[A run of items]
• • • • •
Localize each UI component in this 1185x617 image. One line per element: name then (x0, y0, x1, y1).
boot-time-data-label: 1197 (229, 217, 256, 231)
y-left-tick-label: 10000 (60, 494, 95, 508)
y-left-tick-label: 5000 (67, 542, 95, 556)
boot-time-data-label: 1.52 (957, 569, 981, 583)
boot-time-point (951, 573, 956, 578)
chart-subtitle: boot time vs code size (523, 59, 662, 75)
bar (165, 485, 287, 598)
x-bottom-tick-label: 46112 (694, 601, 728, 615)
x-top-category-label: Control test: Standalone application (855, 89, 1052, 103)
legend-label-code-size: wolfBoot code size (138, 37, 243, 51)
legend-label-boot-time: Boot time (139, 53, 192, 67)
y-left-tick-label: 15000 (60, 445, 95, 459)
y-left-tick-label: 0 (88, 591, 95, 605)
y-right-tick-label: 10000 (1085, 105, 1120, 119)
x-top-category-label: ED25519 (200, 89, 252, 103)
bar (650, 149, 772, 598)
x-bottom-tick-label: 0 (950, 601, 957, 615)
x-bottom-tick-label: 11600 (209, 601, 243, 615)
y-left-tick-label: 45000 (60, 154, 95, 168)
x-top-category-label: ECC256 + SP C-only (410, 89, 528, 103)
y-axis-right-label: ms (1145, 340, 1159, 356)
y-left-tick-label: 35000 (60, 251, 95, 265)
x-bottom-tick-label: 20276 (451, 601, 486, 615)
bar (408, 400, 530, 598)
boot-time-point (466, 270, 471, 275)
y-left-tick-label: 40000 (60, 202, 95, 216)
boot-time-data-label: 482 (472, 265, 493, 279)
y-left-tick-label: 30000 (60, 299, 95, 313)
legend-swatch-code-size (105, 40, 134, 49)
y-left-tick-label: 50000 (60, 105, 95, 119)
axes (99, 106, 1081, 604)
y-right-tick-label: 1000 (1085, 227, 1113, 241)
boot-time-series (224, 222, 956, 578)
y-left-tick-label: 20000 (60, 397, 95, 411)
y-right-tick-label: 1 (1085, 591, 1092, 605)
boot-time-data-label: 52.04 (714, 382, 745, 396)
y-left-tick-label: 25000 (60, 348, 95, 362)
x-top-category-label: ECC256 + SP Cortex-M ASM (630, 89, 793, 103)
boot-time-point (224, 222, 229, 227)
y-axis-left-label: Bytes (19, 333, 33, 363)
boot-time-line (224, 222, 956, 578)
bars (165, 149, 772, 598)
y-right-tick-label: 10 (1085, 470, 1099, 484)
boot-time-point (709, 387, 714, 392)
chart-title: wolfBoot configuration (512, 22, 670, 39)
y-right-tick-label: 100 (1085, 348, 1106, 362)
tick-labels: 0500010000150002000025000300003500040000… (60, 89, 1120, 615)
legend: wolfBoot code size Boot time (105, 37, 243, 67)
• • • • •
## TASK STATEMENT
Format these items as a JSON list of strings with one string per line, leaving out any blank lines. Include every item.

## ANSWER TO THE TASK
[
  "Localize each UI component in this 1185x617 image. One line per element: name then (x0, y0, x1, y1).",
  "boot-time-data-label: 1197 (229, 217, 256, 231)",
  "y-left-tick-label: 10000 (60, 494, 95, 508)",
  "y-left-tick-label: 5000 (67, 542, 95, 556)",
  "boot-time-data-label: 1.52 (957, 569, 981, 583)",
  "boot-time-point (951, 573, 956, 578)",
  "chart-subtitle: boot time vs code size (523, 59, 662, 75)",
  "bar (165, 485, 287, 598)",
  "x-bottom-tick-label: 46112 (694, 601, 728, 615)",
  "x-top-category-label: Control test: Standalone application (855, 89, 1052, 103)",
  "legend-label-code-size: wolfBoot code size (138, 37, 243, 51)",
  "legend-label-boot-time: Boot time (139, 53, 192, 67)",
  "y-left-tick-label: 15000 (60, 445, 95, 459)",
  "y-left-tick-label: 0 (88, 591, 95, 605)",
  "y-right-tick-label: 10000 (1085, 105, 1120, 119)",
  "x-top-category-label: ED25519 (200, 89, 252, 103)",
  "bar (650, 149, 772, 598)",
  "x-bottom-tick-label: 0 (950, 601, 957, 615)",
  "x-bottom-tick-label: 11600 (209, 601, 243, 615)",
  "y-left-tick-label: 45000 (60, 154, 95, 168)",
  "x-top-category-label: ECC256 + SP C-only (410, 89, 528, 103)",
  "y-axis-right-label: ms (1145, 340, 1159, 356)",
  "y-left-tick-label: 35000 (60, 251, 95, 265)",
  "x-bottom-tick-label: 20276 (451, 601, 486, 615)",
  "bar (408, 400, 530, 598)",
  "boot-time-point (466, 270, 471, 275)",
  "y-left-tick-label: 40000 (60, 202, 95, 216)",
  "boot-time-data-label: 482 (472, 265, 493, 279)",
  "y-left-tick-label: 30000 (60, 299, 95, 313)",
  "legend-swatch-code-size (105, 40, 134, 49)",
  "y-left-tick-label: 50000 (60, 105, 95, 119)",
  "axes (99, 106, 1081, 604)",
  "y-right-tick-label: 1000 (1085, 227, 1113, 241)",
  "boot-time-series (224, 222, 956, 578)",
  "y-left-tick-label: 20000 (60, 397, 95, 411)",
  "y-right-tick-label: 1 (1085, 591, 1092, 605)",
  "boot-time-data-label: 52.04 (714, 382, 745, 396)",
  "y-left-tick-label: 25000 (60, 348, 95, 362)",
  "x-top-category-label: ECC256 + SP Cortex-M ASM (630, 89, 793, 103)",
  "boot-time-point (224, 222, 229, 227)",
  "y-axis-left-label: Bytes (19, 333, 33, 363)",
  "boot-time-line (224, 222, 956, 578)",
  "bars (165, 149, 772, 598)",
  "y-right-tick-label: 10 (1085, 470, 1099, 484)",
  "boot-time-point (709, 387, 714, 392)",
  "chart-title: wolfBoot configuration (512, 22, 670, 39)",
  "y-right-tick-label: 100 (1085, 348, 1106, 362)",
  "tick-labels: 0500010000150002000025000300003500040000… (60, 89, 1120, 615)",
  "legend: wolfBoot code size Boot time (105, 37, 243, 67)"
]